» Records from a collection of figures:
● ● ●

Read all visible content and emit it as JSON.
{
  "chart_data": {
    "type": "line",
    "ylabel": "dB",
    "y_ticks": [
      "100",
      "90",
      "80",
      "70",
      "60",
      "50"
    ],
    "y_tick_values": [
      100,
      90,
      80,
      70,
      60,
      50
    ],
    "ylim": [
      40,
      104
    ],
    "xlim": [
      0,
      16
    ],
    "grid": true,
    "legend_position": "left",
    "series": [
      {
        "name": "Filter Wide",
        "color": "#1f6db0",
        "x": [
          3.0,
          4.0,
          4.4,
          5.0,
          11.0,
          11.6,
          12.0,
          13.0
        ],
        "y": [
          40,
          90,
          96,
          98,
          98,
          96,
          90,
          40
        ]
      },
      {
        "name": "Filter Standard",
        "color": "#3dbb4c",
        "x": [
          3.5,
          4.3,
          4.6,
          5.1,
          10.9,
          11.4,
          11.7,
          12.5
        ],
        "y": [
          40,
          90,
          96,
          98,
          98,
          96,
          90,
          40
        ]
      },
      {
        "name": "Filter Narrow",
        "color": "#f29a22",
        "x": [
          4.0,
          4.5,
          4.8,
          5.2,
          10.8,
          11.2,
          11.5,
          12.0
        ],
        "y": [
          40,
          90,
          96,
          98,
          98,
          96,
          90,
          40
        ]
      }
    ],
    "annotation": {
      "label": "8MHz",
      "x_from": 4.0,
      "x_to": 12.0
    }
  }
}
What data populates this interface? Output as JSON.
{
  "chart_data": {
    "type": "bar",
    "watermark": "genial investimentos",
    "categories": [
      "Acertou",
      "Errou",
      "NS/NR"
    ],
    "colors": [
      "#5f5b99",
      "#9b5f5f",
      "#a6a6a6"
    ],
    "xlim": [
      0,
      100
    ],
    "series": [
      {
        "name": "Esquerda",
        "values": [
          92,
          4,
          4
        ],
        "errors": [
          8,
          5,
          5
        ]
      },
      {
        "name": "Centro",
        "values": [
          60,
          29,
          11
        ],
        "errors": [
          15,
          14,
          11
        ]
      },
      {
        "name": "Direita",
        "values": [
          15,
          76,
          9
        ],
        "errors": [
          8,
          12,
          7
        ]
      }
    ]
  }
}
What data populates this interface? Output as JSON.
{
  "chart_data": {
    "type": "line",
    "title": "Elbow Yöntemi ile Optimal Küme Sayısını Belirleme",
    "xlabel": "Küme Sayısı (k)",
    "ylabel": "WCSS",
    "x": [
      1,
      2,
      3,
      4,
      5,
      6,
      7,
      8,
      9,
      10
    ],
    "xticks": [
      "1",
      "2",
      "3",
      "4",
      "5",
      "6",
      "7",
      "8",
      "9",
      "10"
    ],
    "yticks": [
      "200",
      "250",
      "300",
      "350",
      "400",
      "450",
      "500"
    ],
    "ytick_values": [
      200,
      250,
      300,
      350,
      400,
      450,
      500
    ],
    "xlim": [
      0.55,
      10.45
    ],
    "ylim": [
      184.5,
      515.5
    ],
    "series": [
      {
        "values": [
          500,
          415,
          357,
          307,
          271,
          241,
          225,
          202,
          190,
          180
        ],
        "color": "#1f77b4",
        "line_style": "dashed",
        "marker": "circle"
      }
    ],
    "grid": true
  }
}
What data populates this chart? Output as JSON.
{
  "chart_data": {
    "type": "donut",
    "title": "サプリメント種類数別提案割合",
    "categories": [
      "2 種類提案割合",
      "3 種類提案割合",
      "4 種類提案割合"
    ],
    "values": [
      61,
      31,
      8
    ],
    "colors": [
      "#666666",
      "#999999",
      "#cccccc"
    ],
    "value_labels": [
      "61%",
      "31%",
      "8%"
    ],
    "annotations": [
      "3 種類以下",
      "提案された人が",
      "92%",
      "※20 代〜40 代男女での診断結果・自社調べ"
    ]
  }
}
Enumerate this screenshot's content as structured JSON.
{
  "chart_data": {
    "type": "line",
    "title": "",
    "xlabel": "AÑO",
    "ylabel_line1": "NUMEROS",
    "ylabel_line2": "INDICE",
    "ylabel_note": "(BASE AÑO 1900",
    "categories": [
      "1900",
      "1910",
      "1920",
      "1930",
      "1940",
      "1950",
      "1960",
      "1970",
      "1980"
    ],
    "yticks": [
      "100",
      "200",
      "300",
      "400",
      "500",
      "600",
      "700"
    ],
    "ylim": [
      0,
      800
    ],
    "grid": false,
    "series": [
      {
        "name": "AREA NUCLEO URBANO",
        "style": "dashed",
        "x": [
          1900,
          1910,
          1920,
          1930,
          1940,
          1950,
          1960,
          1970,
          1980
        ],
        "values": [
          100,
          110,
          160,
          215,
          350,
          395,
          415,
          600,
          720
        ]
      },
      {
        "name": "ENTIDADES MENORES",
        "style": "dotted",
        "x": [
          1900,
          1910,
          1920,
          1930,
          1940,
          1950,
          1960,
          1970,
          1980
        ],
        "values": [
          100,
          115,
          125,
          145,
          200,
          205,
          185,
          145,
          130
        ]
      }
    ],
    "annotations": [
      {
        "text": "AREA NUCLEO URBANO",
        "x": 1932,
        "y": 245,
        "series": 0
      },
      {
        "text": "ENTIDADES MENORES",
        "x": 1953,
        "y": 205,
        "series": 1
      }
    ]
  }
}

● ● ●

» Your goal: Only a number is needed: how many lines of the material above contain "content"?

» Solution for this problem: 2